-- start of RECORDS FOR PROCESSING --

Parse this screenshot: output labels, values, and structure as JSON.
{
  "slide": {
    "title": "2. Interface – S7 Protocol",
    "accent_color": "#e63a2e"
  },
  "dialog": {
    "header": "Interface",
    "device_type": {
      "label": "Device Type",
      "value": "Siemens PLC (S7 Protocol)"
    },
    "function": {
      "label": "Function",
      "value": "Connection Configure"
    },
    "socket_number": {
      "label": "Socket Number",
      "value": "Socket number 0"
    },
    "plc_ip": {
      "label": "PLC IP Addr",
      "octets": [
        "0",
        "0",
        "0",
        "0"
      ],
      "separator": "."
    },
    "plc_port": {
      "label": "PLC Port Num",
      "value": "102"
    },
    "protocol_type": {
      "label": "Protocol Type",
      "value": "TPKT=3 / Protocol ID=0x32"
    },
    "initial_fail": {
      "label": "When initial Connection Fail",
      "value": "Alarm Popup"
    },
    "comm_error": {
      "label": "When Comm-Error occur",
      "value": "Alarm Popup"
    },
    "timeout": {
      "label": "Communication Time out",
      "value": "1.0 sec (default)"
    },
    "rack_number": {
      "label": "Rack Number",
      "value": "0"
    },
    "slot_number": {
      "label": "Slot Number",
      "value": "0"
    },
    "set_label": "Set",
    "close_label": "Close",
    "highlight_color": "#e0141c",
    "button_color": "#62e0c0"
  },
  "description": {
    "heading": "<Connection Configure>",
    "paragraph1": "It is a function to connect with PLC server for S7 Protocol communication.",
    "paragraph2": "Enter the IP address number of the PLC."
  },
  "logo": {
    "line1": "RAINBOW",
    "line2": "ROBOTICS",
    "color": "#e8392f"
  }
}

-- end of RECORDS FOR PROCESSING --

» **THE EXERCISE**: Type out all of the material again, word for word.

» **ANSWER FOR THIS EXERCISE**:
Parse this screenshot: output labels, values, and structure as JSON.
{
  "slide": {
    "title": "2. Interface – S7 Protocol",
    "accent_color": "#e63a2e"
  },
  "dialog": {
    "header": "Interface",
    "device_type": {
      "label": "Device Type",
      "value": "Siemens PLC (S7 Protocol)"
    },
    "function": {
      "label": "Function",
      "value": "Connection Configure"
    },
    "socket_number": {
      "label": "Socket Number",
      "value": "Socket number 0"
    },
    "plc_ip": {
      "label": "PLC IP Addr",
      "octets": [
        "0",
        "0",
        "0",
        "0"
      ],
      "separator": "."
    },
    "plc_port": {
      "label": "PLC Port Num",
      "value": "102"
    },
    "protocol_type": {
      "label": "Protocol Type",
      "value": "TPKT=3 / Protocol ID=0x32"
    },
    "initial_fail": {
      "label": "When initial Connection Fail",
      "value": "Alarm Popup"
    },
    "comm_error": {
      "label": "When Comm-Error occur",
      "value": "Alarm Popup"
    },
    "timeout": {
      "label": "Communication Time out",
      "value": "1.0 sec (default)"
    },
    "rack_number": {
      "label": "Rack Number",
      "value": "0"
    },
    "slot_number": {
      "label": "Slot Number",
      "value": "0"
    },
    "set_label": "Set",
    "close_label": "Close",
    "highlight_color": "#e0141c",
    "button_color": "#62e0c0"
  },
  "description": {
    "heading": "<Connection Configure>",
    "paragraph1": "It is a function to connect with PLC server for S7 Protocol communication.",
    "paragraph2": "Enter the IP address number of the PLC."
  },
  "logo": {
    "line1": "RAINBOW",
    "line2": "ROBOTICS",
    "color": "#e8392f"
  }
}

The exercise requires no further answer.